(Element location listings)
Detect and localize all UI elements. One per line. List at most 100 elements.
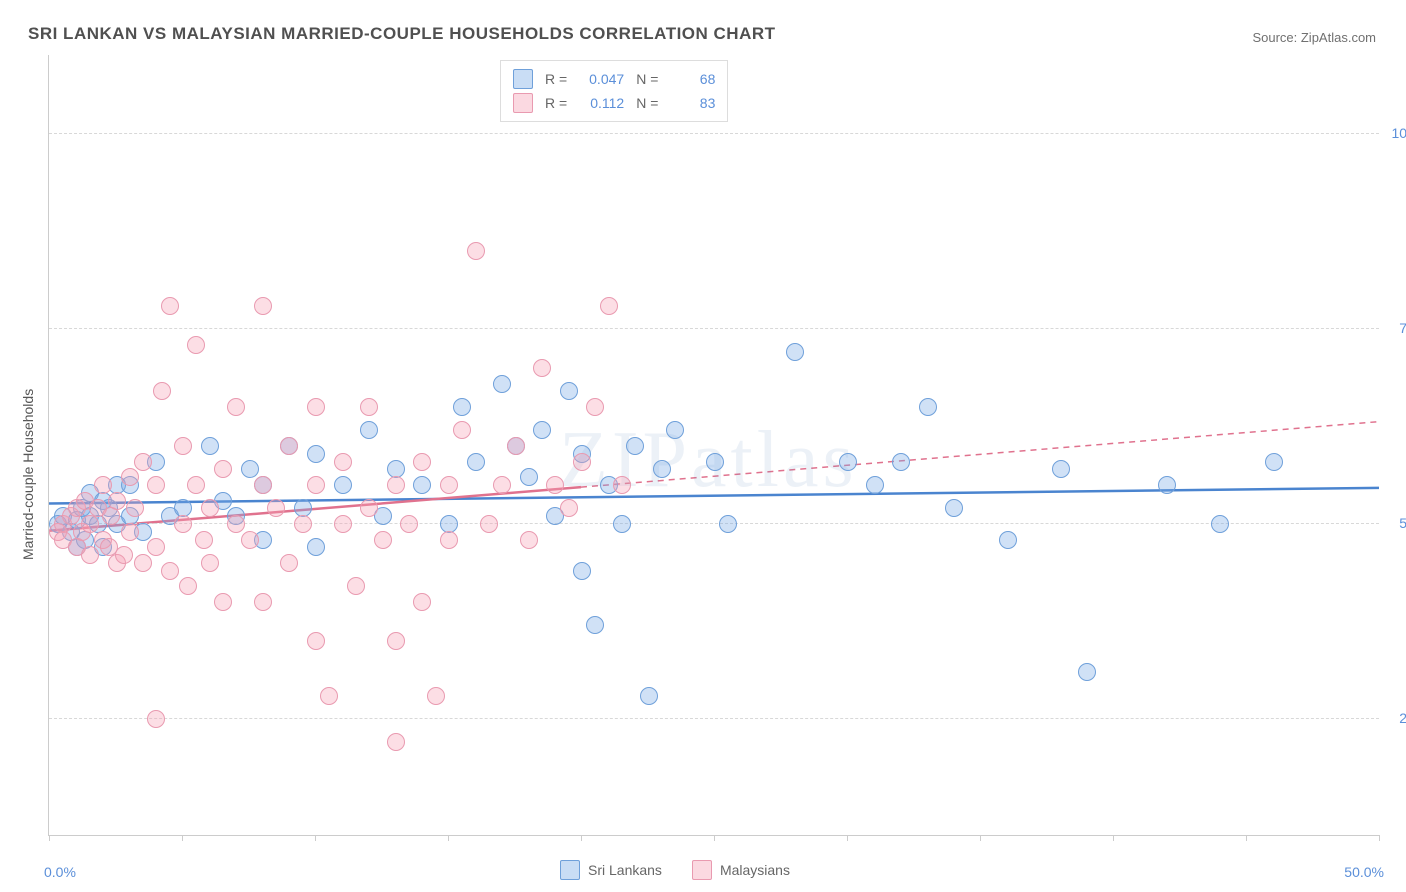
x-tick-mark [49,835,50,841]
data-point [586,398,604,416]
gridline [49,328,1379,329]
legend-swatch [560,860,580,880]
data-point [374,531,392,549]
data-point [201,554,219,572]
x-tick-mark [714,835,715,841]
series-legend: Sri Lankans Malaysians [560,860,790,880]
data-point [347,577,365,595]
data-point [320,687,338,705]
data-point [387,733,405,751]
legend-label: Sri Lankans [588,862,662,878]
stats-legend: R = 0.047 N = 68 R = 0.112 N = 83 [500,60,728,122]
data-point [493,476,511,494]
chart-container: SRI LANKAN VS MALAYSIAN MARRIED-COUPLE H… [0,0,1406,892]
x-tick-mark [1113,835,1114,841]
n-value: 68 [670,71,715,87]
data-point [613,476,631,494]
data-point [839,453,857,471]
data-point [81,546,99,564]
gridline [49,718,1379,719]
data-point [1158,476,1176,494]
data-point [126,499,144,517]
data-point [560,382,578,400]
data-point [307,445,325,463]
data-point [1078,663,1096,681]
data-point [600,297,618,315]
data-point [999,531,1017,549]
data-point [786,343,804,361]
y-tick-label: 100.0% [1392,125,1406,141]
data-point [254,476,272,494]
legend-item: Sri Lankans [560,860,662,880]
data-point [147,538,165,556]
data-point [919,398,937,416]
data-point [280,554,298,572]
data-point [201,437,219,455]
legend-swatch [692,860,712,880]
y-tick-label: 50.0% [1399,515,1406,531]
data-point [866,476,884,494]
data-point [187,476,205,494]
chart-title: SRI LANKAN VS MALAYSIAN MARRIED-COUPLE H… [28,24,776,44]
data-point [108,492,126,510]
data-point [1265,453,1283,471]
data-point [360,499,378,517]
data-point [653,460,671,478]
stats-legend-row: R = 0.112 N = 83 [513,91,715,115]
data-point [307,398,325,416]
legend-swatch [513,69,533,89]
data-point [227,398,245,416]
r-value: 0.047 [579,71,624,87]
data-point [121,523,139,541]
data-point [179,577,197,595]
y-axis-label: Married-couple Households [20,389,36,560]
data-point [440,531,458,549]
data-point [161,562,179,580]
data-point [294,515,312,533]
data-point [520,531,538,549]
data-point [153,382,171,400]
x-tick-mark [847,835,848,841]
source-attribution: Source: ZipAtlas.com [1252,30,1376,45]
data-point [400,515,418,533]
x-axis-min-label: 0.0% [44,864,76,880]
x-tick-mark [581,835,582,841]
r-label: R = [545,95,567,111]
data-point [334,453,352,471]
data-point [334,476,352,494]
data-point [174,437,192,455]
data-point [533,359,551,377]
data-point [945,499,963,517]
n-label: N = [636,71,658,87]
data-point [121,468,139,486]
data-point [520,468,538,486]
data-point [187,336,205,354]
data-point [195,531,213,549]
r-value: 0.112 [579,95,624,111]
data-point [480,515,498,533]
y-tick-label: 25.0% [1399,710,1406,726]
data-point [533,421,551,439]
data-point [81,515,99,533]
data-point [267,499,285,517]
data-point [254,593,272,611]
data-point [573,562,591,580]
data-point [387,476,405,494]
data-point [102,507,120,525]
n-value: 83 [670,95,715,111]
legend-swatch [513,93,533,113]
data-point [467,453,485,471]
legend-label: Malaysians [720,862,790,878]
data-point [134,453,152,471]
x-tick-mark [182,835,183,841]
data-point [493,375,511,393]
data-point [334,515,352,533]
data-point [94,476,112,494]
data-point [413,453,431,471]
x-tick-mark [315,835,316,841]
data-point [307,476,325,494]
data-point [413,476,431,494]
data-point [214,460,232,478]
data-point [227,515,245,533]
data-point [613,515,631,533]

## [WHAT YOU WILL DO]
Render the data above as a JSON list of strings, one string per line, leaving out blank lines and the pictures.

## [CORRECT RESULT]
[
  "Detect and localize all UI elements. One per line. List at most 100 elements.",
  "x-tick-mark [49,835,50,841]",
  "data-point [586,398,604,416]",
  "gridline [49,328,1379,329]",
  "legend-swatch [560,860,580,880]",
  "data-point [374,531,392,549]",
  "data-point [201,554,219,572]",
  "x-tick-mark [714,835,715,841]",
  "series-legend: Sri Lankans Malaysians [560,860,790,880]",
  "data-point [347,577,365,595]",
  "data-point [320,687,338,705]",
  "data-point [387,733,405,751]",
  "legend-label: Sri Lankans [588,862,662,878]",
  "stats-legend: R = 0.047 N = 68 R = 0.112 N = 83 [500,60,728,122]",
  "data-point [493,476,511,494]",
  "chart-container: SRI LANKAN VS MALAYSIAN MARRIED-COUPLE H… [0,0,1406,892]",
  "x-tick-mark [1113,835,1114,841]",
  "n-value: 68 [670,71,715,87]",
  "data-point [613,476,631,494]",
  "data-point [839,453,857,471]",
  "data-point [81,546,99,564]",
  "gridline [49,718,1379,719]",
  "data-point [1158,476,1176,494]",
  "data-point [126,499,144,517]",
  "data-point [560,382,578,400]",
  "data-point [307,445,325,463]",
  "data-point [1078,663,1096,681]",
  "data-point [600,297,618,315]",
  "data-point [999,531,1017,549]",
  "data-point [786,343,804,361]",
  "y-tick-label: 100.0% [1392,125,1406,141]",
  "data-point [254,476,272,494]",
  "legend-item: Sri Lankans [560,860,662,880]",
  "data-point [147,538,165,556]",
  "data-point [919,398,937,416]",
  "data-point [280,554,298,572]",
  "data-point [201,437,219,455]",
  "legend-swatch [692,860,712,880]",
  "y-tick-label: 50.0% [1399,515,1406,531]",
  "data-point [866,476,884,494]",
  "data-point [187,476,205,494]",
  "chart-title: SRI LANKAN VS MALAYSIAN MARRIED-COUPLE H… [28,24,776,44]",
  "data-point [108,492,126,510]",
  "data-point [1265,453,1283,471]",
  "data-point [360,499,378,517]",
  "data-point [653,460,671,478]",
  "stats-legend-row: R = 0.112 N = 83 [513,91,715,115]",
  "data-point [307,398,325,416]",
  "legend-swatch [513,69,533,89]",
  "data-point [227,398,245,416]",
  "r-value: 0.047 [579,71,624,87]",
  "data-point [121,523,139,541]",
  "data-point [179,577,197,595]",
  "y-axis-label: Married-couple Households [20,389,36,560]",
  "data-point [440,531,458,549]",
  "data-point [161,562,179,580]",
  "data-point [294,515,312,533]",
  "data-point [520,531,538,549]",
  "data-point [153,382,171,400]",
  "x-tick-mark [847,835,848,841]",
  "source-attribution: Source: ZipAtlas.com [1252,30,1376,45]",
  "data-point [400,515,418,533]",
  "x-axis-min-label: 0.0% [44,864,76,880]",
  "x-tick-mark [581,835,582,841]",
  "r-label: R = [545,95,567,111]",
  "data-point [334,453,352,471]",
  "data-point [334,476,352,494]",
  "data-point [174,437,192,455]",
  "data-point [533,359,551,377]",
  "data-point [945,499,963,517]",
  "n-label: N = [636,71,658,87]",
  "data-point [121,468,139,486]",
  "data-point [520,468,538,486]",
  "data-point [187,336,205,354]",
  "data-point [195,531,213,549]",
  "r-value: 0.112 [579,95,624,111]",
  "data-point [480,515,498,533]",
  "y-tick-label: 25.0% [1399,710,1406,726]",
  "data-point [533,421,551,439]",
  "data-point [81,515,99,533]",
  "data-point [267,499,285,517]",
  "data-point [254,593,272,611]",
  "data-point [573,562,591,580]",
  "data-point [387,476,405,494]",
  "data-point [102,507,120,525]",
  "n-value: 83 [670,95,715,111]",
  "legend-swatch [513,93,533,113]",
  "data-point [467,453,485,471]",
  "legend-label: Malaysians [720,862,790,878]",
  "data-point [134,453,152,471]",
  "x-tick-mark [182,835,183,841]",
  "data-point [493,375,511,393]",
  "data-point [334,515,352,533]",
  "data-point [94,476,112,494]",
  "data-point [413,453,431,471]",
  "x-tick-mark [315,835,316,841]",
  "data-point [307,476,325,494]",
  "data-point [413,476,431,494]",
  "data-point [214,460,232,478]",
  "data-point [227,515,245,533]",
  "data-point [613,515,631,533]"
]